— start ENTRIES SHOWN —

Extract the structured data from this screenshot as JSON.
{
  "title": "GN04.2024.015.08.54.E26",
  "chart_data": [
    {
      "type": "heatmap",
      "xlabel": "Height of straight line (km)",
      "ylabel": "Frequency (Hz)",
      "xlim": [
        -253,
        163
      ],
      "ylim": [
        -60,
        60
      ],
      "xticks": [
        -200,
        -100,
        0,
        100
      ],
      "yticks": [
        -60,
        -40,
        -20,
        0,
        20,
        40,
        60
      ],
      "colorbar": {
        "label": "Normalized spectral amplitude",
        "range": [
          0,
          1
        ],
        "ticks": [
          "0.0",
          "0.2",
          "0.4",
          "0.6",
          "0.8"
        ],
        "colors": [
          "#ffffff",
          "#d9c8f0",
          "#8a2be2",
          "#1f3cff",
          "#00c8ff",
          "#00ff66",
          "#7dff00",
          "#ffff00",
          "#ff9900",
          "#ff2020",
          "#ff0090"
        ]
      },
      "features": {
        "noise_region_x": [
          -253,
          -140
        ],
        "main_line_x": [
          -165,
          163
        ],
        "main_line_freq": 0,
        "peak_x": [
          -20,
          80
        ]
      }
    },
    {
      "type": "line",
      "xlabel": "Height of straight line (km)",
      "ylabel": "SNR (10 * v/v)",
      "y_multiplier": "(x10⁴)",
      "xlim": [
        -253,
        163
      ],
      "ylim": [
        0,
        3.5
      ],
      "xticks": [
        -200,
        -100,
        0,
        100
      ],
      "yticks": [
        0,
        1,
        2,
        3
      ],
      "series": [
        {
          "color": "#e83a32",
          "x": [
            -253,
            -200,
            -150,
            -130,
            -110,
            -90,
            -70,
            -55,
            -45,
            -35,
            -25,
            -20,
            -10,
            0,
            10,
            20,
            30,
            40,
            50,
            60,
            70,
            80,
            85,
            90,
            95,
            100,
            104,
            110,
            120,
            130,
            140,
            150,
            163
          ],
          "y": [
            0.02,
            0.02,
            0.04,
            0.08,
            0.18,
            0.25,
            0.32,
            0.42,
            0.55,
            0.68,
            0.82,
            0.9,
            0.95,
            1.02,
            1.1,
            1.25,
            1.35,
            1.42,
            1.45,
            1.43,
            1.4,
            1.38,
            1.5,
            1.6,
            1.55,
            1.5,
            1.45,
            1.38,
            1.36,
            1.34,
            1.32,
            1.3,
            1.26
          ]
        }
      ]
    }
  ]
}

— end ENTRIES SHOWN —

Send back all of the entries exactly, with nothing missing.

▶ REPLY TO THE TASK:
Extract the structured data from this screenshot as JSON.
{
  "title": "GN04.2024.015.08.54.E26",
  "chart_data": [
    {
      "type": "heatmap",
      "xlabel": "Height of straight line (km)",
      "ylabel": "Frequency (Hz)",
      "xlim": [
        -253,
        163
      ],
      "ylim": [
        -60,
        60
      ],
      "xticks": [
        -200,
        -100,
        0,
        100
      ],
      "yticks": [
        -60,
        -40,
        -20,
        0,
        20,
        40,
        60
      ],
      "colorbar": {
        "label": "Normalized spectral amplitude",
        "range": [
          0,
          1
        ],
        "ticks": [
          "0.0",
          "0.2",
          "0.4",
          "0.6",
          "0.8"
        ],
        "colors": [
          "#ffffff",
          "#d9c8f0",
          "#8a2be2",
          "#1f3cff",
          "#00c8ff",
          "#00ff66",
          "#7dff00",
          "#ffff00",
          "#ff9900",
          "#ff2020",
          "#ff0090"
        ]
      },
      "features": {
        "noise_region_x": [
          -253,
          -140
        ],
        "main_line_x": [
          -165,
          163
        ],
        "main_line_freq": 0,
        "peak_x": [
          -20,
          80
        ]
      }
    },
    {
      "type": "line",
      "xlabel": "Height of straight line (km)",
      "ylabel": "SNR (10 * v/v)",
      "y_multiplier": "(x10⁴)",
      "xlim": [
        -253,
        163
      ],
      "ylim": [
        0,
        3.5
      ],
      "xticks": [
        -200,
        -100,
        0,
        100
      ],
      "yticks": [
        0,
        1,
        2,
        3
      ],
      "series": [
        {
          "color": "#e83a32",
          "x": [
            -253,
            -200,
            -150,
            -130,
            -110,
            -90,
            -70,
            -55,
            -45,
            -35,
            -25,
            -20,
            -10,
            0,
            10,
            20,
            30,
            40,
            50,
            60,
            70,
            80,
            85,
            90,
            95,
            100,
            104,
            110,
            120,
            130,
            140,
            150,
            163
          ],
          "y": [
            0.02,
            0.02,
            0.04,
            0.08,
            0.18,
            0.25,
            0.32,
            0.42,
            0.55,
            0.68,
            0.82,
            0.9,
            0.95,
            1.02,
            1.1,
            1.25,
            1.35,
            1.42,
            1.45,
            1.43,
            1.4,
            1.38,
            1.5,
            1.6,
            1.55,
            1.5,
            1.45,
            1.38,
            1.36,
            1.34,
            1.32,
            1.3,
            1.26
          ]
        }
      ]
    }
  ]
}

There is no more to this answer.